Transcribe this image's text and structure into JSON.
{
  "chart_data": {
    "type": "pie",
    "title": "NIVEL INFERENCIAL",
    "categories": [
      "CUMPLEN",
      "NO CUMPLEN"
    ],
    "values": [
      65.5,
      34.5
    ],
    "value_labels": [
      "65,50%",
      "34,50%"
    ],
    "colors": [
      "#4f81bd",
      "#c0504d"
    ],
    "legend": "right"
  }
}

▶ [WORK REQUIRED]:
Output each entry precisely as given.

▶ [TASK SOLUTION]:
Transcribe this image's text and structure into JSON.
{
  "chart_data": {
    "type": "pie",
    "title": "NIVEL INFERENCIAL",
    "categories": [
      "CUMPLEN",
      "NO CUMPLEN"
    ],
    "values": [
      65.5,
      34.5
    ],
    "value_labels": [
      "65,50%",
      "34,50%"
    ],
    "colors": [
      "#4f81bd",
      "#c0504d"
    ],
    "legend": "right"
  }
}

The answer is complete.